## Written request:
Read through the records below and copy each line that uses the word "consentimiento".

>>>

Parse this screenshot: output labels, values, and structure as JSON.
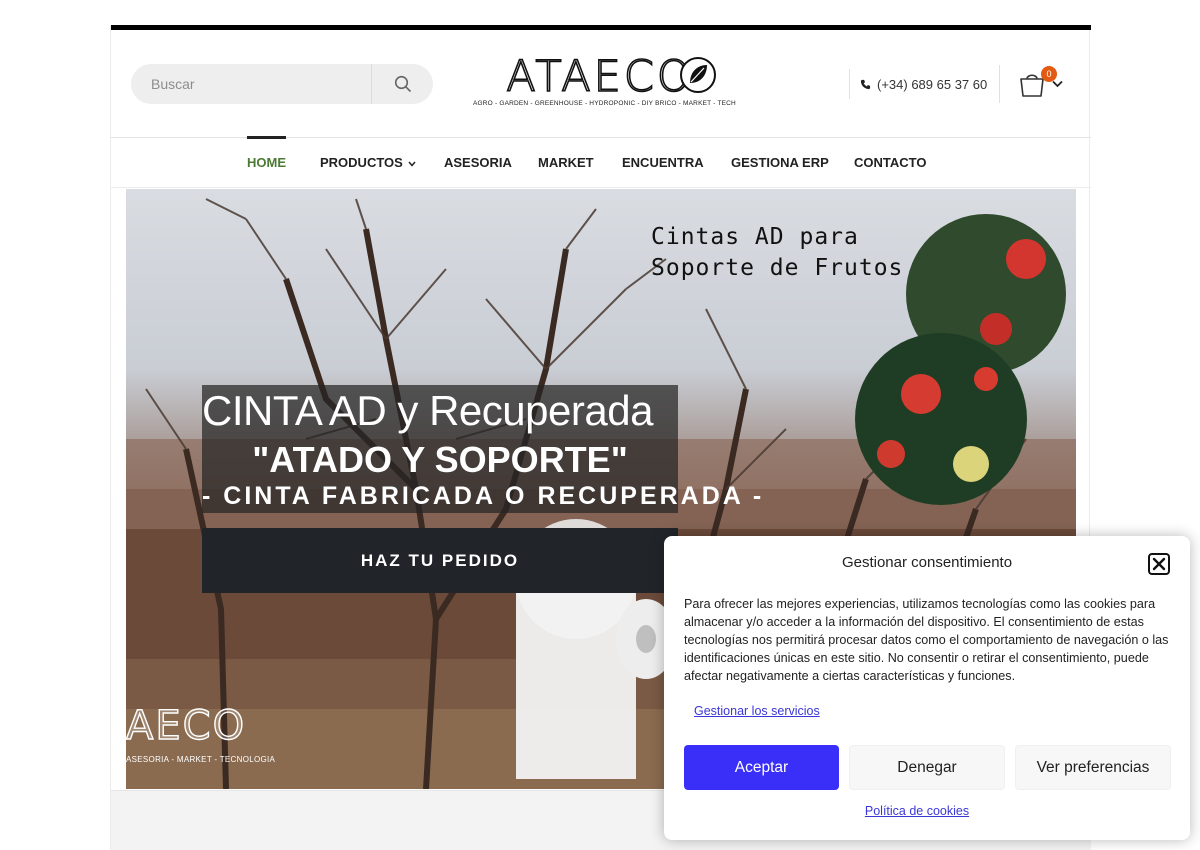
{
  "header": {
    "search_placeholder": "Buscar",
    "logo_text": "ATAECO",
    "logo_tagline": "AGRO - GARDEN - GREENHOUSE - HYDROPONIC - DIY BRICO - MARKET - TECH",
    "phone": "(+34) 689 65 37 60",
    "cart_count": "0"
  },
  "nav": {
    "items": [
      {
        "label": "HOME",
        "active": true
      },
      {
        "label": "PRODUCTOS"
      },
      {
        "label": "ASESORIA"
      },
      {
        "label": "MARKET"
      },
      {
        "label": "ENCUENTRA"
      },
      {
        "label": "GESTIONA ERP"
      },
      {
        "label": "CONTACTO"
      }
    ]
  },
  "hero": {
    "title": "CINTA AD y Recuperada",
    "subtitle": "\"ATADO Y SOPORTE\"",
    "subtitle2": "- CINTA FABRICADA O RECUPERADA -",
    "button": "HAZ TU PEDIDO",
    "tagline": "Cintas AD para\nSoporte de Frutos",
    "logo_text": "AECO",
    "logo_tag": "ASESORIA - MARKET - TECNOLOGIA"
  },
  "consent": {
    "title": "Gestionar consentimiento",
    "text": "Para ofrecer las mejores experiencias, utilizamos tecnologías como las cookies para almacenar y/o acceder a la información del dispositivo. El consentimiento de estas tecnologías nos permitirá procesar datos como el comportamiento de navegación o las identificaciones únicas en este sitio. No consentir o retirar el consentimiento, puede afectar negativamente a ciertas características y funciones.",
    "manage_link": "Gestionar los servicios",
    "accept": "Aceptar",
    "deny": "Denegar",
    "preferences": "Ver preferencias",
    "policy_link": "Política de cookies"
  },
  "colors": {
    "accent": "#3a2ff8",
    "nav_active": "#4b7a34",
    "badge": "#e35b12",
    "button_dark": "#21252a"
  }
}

<<<

## Response for this exercise:
    "title": "Gestionar consentimiento",
    "text": "Para ofrecer las mejores experiencias, utilizamos tecnologías como las cookies para almacenar y/o acceder a la información del dispositivo. El consentimiento de estas tecnologías nos permitirá procesar datos como el comportamiento de navegación o las identificaciones únicas en este sitio. No consentir o retirar el consentimiento, puede afectar negativamente a ciertas características y funciones.",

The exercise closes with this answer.